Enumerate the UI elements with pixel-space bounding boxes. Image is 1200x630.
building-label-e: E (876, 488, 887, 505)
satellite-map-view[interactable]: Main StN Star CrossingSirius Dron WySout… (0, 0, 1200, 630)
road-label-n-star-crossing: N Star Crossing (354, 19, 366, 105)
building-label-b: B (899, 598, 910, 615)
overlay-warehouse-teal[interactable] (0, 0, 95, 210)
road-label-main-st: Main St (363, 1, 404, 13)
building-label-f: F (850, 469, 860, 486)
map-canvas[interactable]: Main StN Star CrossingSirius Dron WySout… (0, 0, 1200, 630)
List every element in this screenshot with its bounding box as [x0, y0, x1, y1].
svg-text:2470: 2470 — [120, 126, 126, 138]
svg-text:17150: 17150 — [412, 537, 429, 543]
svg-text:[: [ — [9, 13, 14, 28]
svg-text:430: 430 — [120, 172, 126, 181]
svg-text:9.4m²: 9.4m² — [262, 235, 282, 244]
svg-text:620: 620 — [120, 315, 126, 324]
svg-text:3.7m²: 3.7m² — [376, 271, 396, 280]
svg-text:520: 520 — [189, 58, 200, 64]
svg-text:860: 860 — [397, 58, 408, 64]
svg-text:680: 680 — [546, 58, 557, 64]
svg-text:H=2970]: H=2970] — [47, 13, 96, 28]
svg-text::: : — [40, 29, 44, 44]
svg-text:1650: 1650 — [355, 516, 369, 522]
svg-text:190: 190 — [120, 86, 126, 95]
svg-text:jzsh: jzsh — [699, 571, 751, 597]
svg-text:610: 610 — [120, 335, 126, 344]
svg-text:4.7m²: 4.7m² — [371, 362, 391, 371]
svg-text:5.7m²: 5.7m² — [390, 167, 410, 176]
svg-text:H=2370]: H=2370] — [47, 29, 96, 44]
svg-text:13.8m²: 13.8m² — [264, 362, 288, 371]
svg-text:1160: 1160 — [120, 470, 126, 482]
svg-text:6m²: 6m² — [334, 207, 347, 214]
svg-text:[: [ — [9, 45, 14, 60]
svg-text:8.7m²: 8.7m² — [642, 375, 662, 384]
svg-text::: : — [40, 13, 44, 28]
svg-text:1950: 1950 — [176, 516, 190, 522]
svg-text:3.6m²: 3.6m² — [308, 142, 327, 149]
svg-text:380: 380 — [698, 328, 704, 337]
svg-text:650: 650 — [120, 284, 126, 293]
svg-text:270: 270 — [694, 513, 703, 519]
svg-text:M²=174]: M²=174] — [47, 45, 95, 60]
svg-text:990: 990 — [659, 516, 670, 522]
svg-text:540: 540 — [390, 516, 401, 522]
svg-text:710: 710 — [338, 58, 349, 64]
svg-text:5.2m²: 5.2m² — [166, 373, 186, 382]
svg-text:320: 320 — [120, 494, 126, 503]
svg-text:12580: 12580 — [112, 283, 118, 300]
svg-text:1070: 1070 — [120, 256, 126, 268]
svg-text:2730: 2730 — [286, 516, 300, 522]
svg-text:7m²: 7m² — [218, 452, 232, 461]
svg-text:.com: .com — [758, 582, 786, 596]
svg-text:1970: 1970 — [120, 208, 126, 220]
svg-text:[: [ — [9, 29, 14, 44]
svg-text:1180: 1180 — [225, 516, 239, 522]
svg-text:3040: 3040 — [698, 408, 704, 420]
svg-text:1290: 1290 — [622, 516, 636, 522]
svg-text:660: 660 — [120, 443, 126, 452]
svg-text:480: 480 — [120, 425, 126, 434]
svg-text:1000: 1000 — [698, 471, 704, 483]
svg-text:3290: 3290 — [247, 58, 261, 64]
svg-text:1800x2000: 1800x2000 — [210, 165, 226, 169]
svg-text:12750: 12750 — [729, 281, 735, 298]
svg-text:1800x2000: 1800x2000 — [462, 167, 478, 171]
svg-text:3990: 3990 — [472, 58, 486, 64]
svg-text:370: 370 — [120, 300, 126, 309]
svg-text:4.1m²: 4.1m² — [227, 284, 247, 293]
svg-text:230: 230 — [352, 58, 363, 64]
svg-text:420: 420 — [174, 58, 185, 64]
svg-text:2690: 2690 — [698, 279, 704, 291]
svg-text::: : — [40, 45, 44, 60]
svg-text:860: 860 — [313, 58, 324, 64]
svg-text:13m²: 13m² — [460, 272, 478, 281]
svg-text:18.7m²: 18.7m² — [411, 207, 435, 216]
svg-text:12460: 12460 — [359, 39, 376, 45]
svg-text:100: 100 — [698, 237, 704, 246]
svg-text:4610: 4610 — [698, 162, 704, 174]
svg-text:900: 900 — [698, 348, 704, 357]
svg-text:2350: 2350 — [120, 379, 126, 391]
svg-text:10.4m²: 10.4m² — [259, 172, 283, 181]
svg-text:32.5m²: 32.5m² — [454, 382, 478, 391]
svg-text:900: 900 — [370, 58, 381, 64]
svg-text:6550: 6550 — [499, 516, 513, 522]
───
Output all of the rows above again, unchanged and in their original order.

Enumerate the UI elements with pixel-space bounding boxes. Image is 1200x630.
building-label-e: E (876, 488, 887, 505)
satellite-map-view[interactable]: Main StN Star CrossingSirius Dron WySout… (0, 0, 1200, 630)
road-label-n-star-crossing: N Star Crossing (354, 19, 366, 105)
building-label-b: B (899, 598, 910, 615)
overlay-warehouse-teal[interactable] (0, 0, 95, 210)
road-label-main-st: Main St (363, 1, 404, 13)
building-label-f: F (850, 469, 860, 486)
map-canvas[interactable]: Main StN Star CrossingSirius Dron WySout… (0, 0, 1200, 630)
List every element in this screenshot with its bounding box as [x0, y0, x1, y1].
svg-text:2470: 2470 — [120, 126, 126, 138]
svg-text:17150: 17150 — [412, 537, 429, 543]
svg-text:[: [ — [9, 13, 14, 28]
svg-text:430: 430 — [120, 172, 126, 181]
svg-text:9.4m²: 9.4m² — [262, 235, 282, 244]
svg-text:620: 620 — [120, 315, 126, 324]
svg-text:3.7m²: 3.7m² — [376, 271, 396, 280]
svg-text:520: 520 — [189, 58, 200, 64]
svg-text:860: 860 — [397, 58, 408, 64]
svg-text:680: 680 — [546, 58, 557, 64]
svg-text:H=2970]: H=2970] — [47, 13, 96, 28]
svg-text::: : — [40, 29, 44, 44]
svg-text:1650: 1650 — [355, 516, 369, 522]
svg-text:190: 190 — [120, 86, 126, 95]
svg-text:jzsh: jzsh — [699, 571, 751, 597]
svg-text:610: 610 — [120, 335, 126, 344]
svg-text:4.7m²: 4.7m² — [371, 362, 391, 371]
svg-text:5.7m²: 5.7m² — [390, 167, 410, 176]
svg-text:H=2370]: H=2370] — [47, 29, 96, 44]
svg-text:13.8m²: 13.8m² — [264, 362, 288, 371]
svg-text:1160: 1160 — [120, 470, 126, 482]
svg-text:6m²: 6m² — [334, 207, 347, 214]
svg-text:[: [ — [9, 45, 14, 60]
svg-text:8.7m²: 8.7m² — [642, 375, 662, 384]
svg-text::: : — [40, 13, 44, 28]
svg-text:1950: 1950 — [176, 516, 190, 522]
svg-text:3.6m²: 3.6m² — [308, 142, 327, 149]
svg-text:380: 380 — [698, 328, 704, 337]
svg-text:650: 650 — [120, 284, 126, 293]
svg-text:270: 270 — [694, 513, 703, 519]
svg-text:M²=174]: M²=174] — [47, 45, 95, 60]
svg-text:990: 990 — [659, 516, 670, 522]
svg-text:540: 540 — [390, 516, 401, 522]
svg-text:710: 710 — [338, 58, 349, 64]
svg-text:5.2m²: 5.2m² — [166, 373, 186, 382]
svg-text:320: 320 — [120, 494, 126, 503]
svg-text:12580: 12580 — [112, 283, 118, 300]
svg-text:1070: 1070 — [120, 256, 126, 268]
svg-text:2730: 2730 — [286, 516, 300, 522]
svg-text:7m²: 7m² — [218, 452, 232, 461]
svg-text:.com: .com — [758, 582, 786, 596]
svg-text:1970: 1970 — [120, 208, 126, 220]
svg-text:[: [ — [9, 29, 14, 44]
svg-text:1180: 1180 — [225, 516, 239, 522]
svg-text:3040: 3040 — [698, 408, 704, 420]
svg-text:1290: 1290 — [622, 516, 636, 522]
svg-text:660: 660 — [120, 443, 126, 452]
svg-text:480: 480 — [120, 425, 126, 434]
svg-text:1000: 1000 — [698, 471, 704, 483]
svg-text:3290: 3290 — [247, 58, 261, 64]
svg-text:1800x2000: 1800x2000 — [210, 165, 226, 169]
svg-text:12750: 12750 — [729, 281, 735, 298]
svg-text:1800x2000: 1800x2000 — [462, 167, 478, 171]
svg-text:3990: 3990 — [472, 58, 486, 64]
svg-text:370: 370 — [120, 300, 126, 309]
svg-text:4.1m²: 4.1m² — [227, 284, 247, 293]
svg-text:230: 230 — [352, 58, 363, 64]
svg-text:420: 420 — [174, 58, 185, 64]
svg-text:2690: 2690 — [698, 279, 704, 291]
svg-text::: : — [40, 45, 44, 60]
svg-text:860: 860 — [313, 58, 324, 64]
svg-text:13m²: 13m² — [460, 272, 478, 281]
svg-text:18.7m²: 18.7m² — [411, 207, 435, 216]
svg-text:12460: 12460 — [359, 39, 376, 45]
svg-text:100: 100 — [698, 237, 704, 246]
svg-text:4610: 4610 — [698, 162, 704, 174]
svg-text:900: 900 — [698, 348, 704, 357]
svg-text:2350: 2350 — [120, 379, 126, 391]
svg-text:10.4m²: 10.4m² — [259, 172, 283, 181]
svg-text:32.5m²: 32.5m² — [454, 382, 478, 391]
svg-text:900: 900 — [370, 58, 381, 64]
svg-text:6550: 6550 — [499, 516, 513, 522]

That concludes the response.